>> begin Material supplied
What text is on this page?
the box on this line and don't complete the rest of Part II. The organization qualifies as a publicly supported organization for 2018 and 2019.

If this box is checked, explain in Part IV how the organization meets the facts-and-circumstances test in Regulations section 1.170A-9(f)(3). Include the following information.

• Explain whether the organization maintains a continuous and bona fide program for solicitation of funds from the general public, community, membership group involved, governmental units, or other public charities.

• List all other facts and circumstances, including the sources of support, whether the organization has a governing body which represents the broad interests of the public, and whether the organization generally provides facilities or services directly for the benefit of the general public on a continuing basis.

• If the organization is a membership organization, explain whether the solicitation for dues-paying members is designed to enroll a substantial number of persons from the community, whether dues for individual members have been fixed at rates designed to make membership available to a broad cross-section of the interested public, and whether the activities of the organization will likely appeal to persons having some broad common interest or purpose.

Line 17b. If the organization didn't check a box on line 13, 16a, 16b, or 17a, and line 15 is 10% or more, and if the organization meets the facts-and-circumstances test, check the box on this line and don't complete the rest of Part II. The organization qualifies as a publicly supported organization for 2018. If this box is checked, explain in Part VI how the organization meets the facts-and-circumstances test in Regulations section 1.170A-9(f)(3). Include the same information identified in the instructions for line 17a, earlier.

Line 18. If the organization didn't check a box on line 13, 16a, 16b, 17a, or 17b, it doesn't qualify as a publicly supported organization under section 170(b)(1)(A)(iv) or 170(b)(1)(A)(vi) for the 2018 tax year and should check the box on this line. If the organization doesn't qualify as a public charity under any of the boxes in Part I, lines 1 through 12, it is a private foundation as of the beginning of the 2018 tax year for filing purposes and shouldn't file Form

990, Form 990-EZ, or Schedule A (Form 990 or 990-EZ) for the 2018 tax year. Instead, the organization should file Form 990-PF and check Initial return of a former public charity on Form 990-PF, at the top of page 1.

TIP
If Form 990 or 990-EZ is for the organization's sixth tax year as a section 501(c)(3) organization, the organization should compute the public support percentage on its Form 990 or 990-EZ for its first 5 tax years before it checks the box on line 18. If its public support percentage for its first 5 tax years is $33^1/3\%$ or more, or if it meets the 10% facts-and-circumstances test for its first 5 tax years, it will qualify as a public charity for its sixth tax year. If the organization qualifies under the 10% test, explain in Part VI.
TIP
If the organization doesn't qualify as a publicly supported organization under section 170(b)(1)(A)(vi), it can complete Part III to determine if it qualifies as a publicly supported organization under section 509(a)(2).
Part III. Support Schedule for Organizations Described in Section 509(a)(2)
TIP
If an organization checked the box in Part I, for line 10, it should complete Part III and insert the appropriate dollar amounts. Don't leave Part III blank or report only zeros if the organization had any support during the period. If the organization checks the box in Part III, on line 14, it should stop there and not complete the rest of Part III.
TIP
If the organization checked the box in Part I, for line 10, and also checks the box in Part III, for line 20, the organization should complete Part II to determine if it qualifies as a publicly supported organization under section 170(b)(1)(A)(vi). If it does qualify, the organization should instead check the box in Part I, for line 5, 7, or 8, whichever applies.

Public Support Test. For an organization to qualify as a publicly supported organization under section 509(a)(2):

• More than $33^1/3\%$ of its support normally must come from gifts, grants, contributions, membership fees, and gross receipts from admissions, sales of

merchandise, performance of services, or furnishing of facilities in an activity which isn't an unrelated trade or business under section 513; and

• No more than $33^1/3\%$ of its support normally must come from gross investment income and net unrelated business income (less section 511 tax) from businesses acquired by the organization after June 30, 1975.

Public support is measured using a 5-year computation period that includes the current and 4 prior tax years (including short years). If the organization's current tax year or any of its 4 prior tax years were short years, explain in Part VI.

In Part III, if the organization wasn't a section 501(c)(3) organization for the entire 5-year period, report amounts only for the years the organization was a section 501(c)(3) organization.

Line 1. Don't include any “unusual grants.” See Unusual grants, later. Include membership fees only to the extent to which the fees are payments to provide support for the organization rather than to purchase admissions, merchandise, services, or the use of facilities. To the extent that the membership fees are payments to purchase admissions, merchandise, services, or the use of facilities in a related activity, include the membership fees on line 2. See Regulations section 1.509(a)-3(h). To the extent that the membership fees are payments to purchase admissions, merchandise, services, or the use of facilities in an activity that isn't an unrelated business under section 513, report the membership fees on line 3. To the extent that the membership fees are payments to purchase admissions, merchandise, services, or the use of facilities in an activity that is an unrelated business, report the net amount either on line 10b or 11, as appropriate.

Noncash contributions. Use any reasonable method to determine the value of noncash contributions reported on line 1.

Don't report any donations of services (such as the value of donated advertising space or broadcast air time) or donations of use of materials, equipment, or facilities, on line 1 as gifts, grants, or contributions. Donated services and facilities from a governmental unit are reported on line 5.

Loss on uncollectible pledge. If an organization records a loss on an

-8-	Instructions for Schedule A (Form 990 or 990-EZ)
>> end Material supplied
## Exercise aim
Scan the records above for the string "determine", then report every line that contains it.

## Written answer
If the organization doesn't qualify as a publicly supported organization under section 170(b)(1)(A)(vi), it can complete Part III to determine if it qualifies as a publicly supported organization under section 509(a)(2).
If the organization checked the box in Part I, for line 10, and also checks the box in Part III, for line 20, the organization should complete Part II to determine if it qualifies as a publicly supported organization under section 170(b)(1)(A)(vi). If it does qualify, the organization should instead check the box in Part I, for line 5, 7, or 8, whichever applies.
Noncash contributions. Use any reasonable method to determine the value of noncash contributions reported on line 1.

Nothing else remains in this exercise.